** BEGIN RECORDED INFORMATION **

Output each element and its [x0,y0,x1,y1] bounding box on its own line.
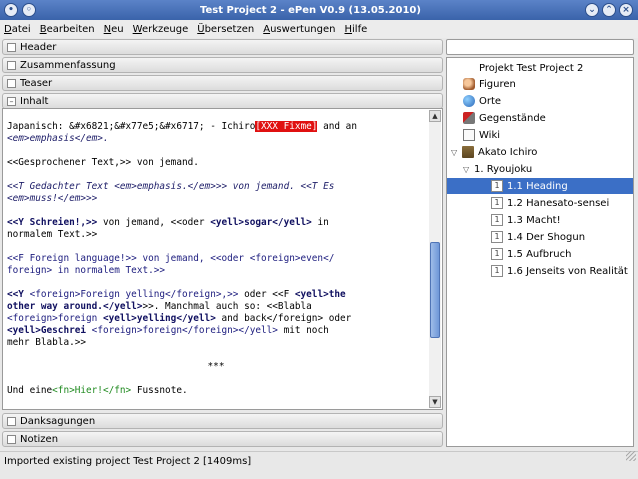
tree-item-figuren[interactable]: Figuren [463,76,516,92]
tree-root[interactable]: Projekt Test Project 2 [479,60,583,76]
tree-item-wiki[interactable]: Wiki [463,127,500,143]
page-icon: 1 [491,248,503,260]
text-editor[interactable]: Japanisch: &#x6821;&#x77e5;&#x6717; - Ic… [2,108,443,410]
globe-icon [463,95,475,107]
expand-icon [7,42,16,52]
page-icon: 1 [491,197,503,209]
menu-datei[interactable]: Datei [4,24,31,35]
fixme-marker: [XXX Fixme] [255,121,318,132]
window-title: Test Project 2 - ePen V0.9 (13.05.2010) [200,4,421,16]
expand-icon [7,416,16,426]
scroll-up-icon[interactable]: ▲ [429,110,441,122]
menu-uebersetzen[interactable]: Übersetzen [197,24,254,35]
tree-item-chapter[interactable]: ▽ 1. Ryoujoku [463,161,532,177]
project-pane: Projekt Test Project 2 Figuren Orte Gege… [446,39,634,447]
tree-item-orte[interactable]: Orte [463,93,501,109]
figures-icon [463,78,475,90]
title-bar: • ◦ Test Project 2 - ePen V0.9 (13.05.20… [0,0,638,20]
status-text: Imported existing project Test Project 2… [4,456,252,467]
tree-item-page-4[interactable]: 1 1.4 Der Shogun [491,229,585,245]
tree-item-page-6[interactable]: 1 1.6 Jenseits von Realität [491,263,628,279]
window-menu-icon[interactable]: • [4,3,18,17]
resize-grip-icon[interactable] [626,451,636,461]
tree-item-gegenstaende[interactable]: Gegenstände [463,110,546,126]
expand-icon [7,78,16,88]
book-icon [462,146,474,158]
page-icon: 1 [491,265,503,277]
editor-content[interactable]: Japanisch: &#x6821;&#x77e5;&#x6717; - Ic… [7,121,425,409]
tree-item-page-3[interactable]: 1 1.3 Macht! [491,212,561,228]
section-zusammenfassung[interactable]: Zusammenfassung [2,57,443,73]
scroll-track[interactable] [429,122,441,396]
menu-bearbeiten[interactable]: Bearbeiten [40,24,95,35]
section-inhalt[interactable]: – Inhalt [2,93,443,109]
close-button[interactable]: × [619,3,633,17]
tree-filter-input[interactable] [446,39,634,55]
scroll-thumb[interactable] [430,242,440,338]
menu-hilfe[interactable]: Hilfe [345,24,368,35]
wiki-icon [463,129,475,141]
tools-icon [463,112,475,124]
collapse-icon: – [7,96,16,106]
status-bar: Imported existing project Test Project 2… [0,451,638,471]
editor-scrollbar[interactable]: ▲ ▼ [429,110,441,408]
project-tree[interactable]: Projekt Test Project 2 Figuren Orte Gege… [446,57,634,447]
page-icon: 1 [491,214,503,226]
tree-item-book[interactable]: ▽ Akato Ichiro [451,144,537,160]
collapse-arrow-icon[interactable]: ▽ [463,165,471,174]
tree-item-page-1[interactable]: 1 1.1 Heading [447,178,633,194]
section-header[interactable]: Header [2,39,443,55]
maximize-button[interactable]: ⌃ [602,3,616,17]
menu-neu[interactable]: Neu [104,24,124,35]
page-icon: 1 [491,231,503,243]
page-icon: 1 [491,180,503,192]
tree-item-page-5[interactable]: 1 1.5 Aufbruch [491,246,571,262]
pin-icon[interactable]: ◦ [22,3,36,17]
minimize-button[interactable]: ⌄ [585,3,599,17]
menu-bar: Datei Bearbeiten Neu Werkzeuge Übersetze… [0,20,638,38]
scroll-down-icon[interactable]: ▼ [429,396,441,408]
section-teaser[interactable]: Teaser [2,75,443,91]
expand-icon [7,434,16,444]
section-notizen[interactable]: Notizen [2,431,443,447]
menu-auswertungen[interactable]: Auswertungen [263,24,335,35]
bottom-sections: Danksagungen Notizen [2,413,443,449]
section-danksagungen[interactable]: Danksagungen [2,413,443,429]
tree-item-page-2[interactable]: 1 1.2 Hanesato-sensei [491,195,609,211]
collapse-arrow-icon[interactable]: ▽ [451,148,459,157]
scene-break: *** [207,361,225,372]
expand-icon [7,60,16,70]
menu-werkzeuge[interactable]: Werkzeuge [133,24,189,35]
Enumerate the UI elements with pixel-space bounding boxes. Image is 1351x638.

** END RECORDED INFORMATION **

Can you retype everything from the line containing "tree-item-figuren[interactable]: Figuren [463,76,516,92]" down to the line containing "expand-icon [7,416,16,426]", including both of those lines?

tree-item-figuren[interactable]: Figuren [463,76,516,92]
tree-root[interactable]: Projekt Test Project 2 [479,60,583,76]
tree-item-wiki[interactable]: Wiki [463,127,500,143]
page-icon: 1 [491,248,503,260]
text-editor[interactable]: Japanisch: &#x6821;&#x77e5;&#x6717; - Ic… [2,108,443,410]
globe-icon [463,95,475,107]
expand-icon [7,42,16,52]
page-icon: 1 [491,197,503,209]
menu-datei[interactable]: Datei [4,24,31,35]
fixme-marker: [XXX Fixme] [255,121,318,132]
window-title: Test Project 2 - ePen V0.9 (13.05.2010) [200,4,421,16]
expand-icon [7,416,16,426]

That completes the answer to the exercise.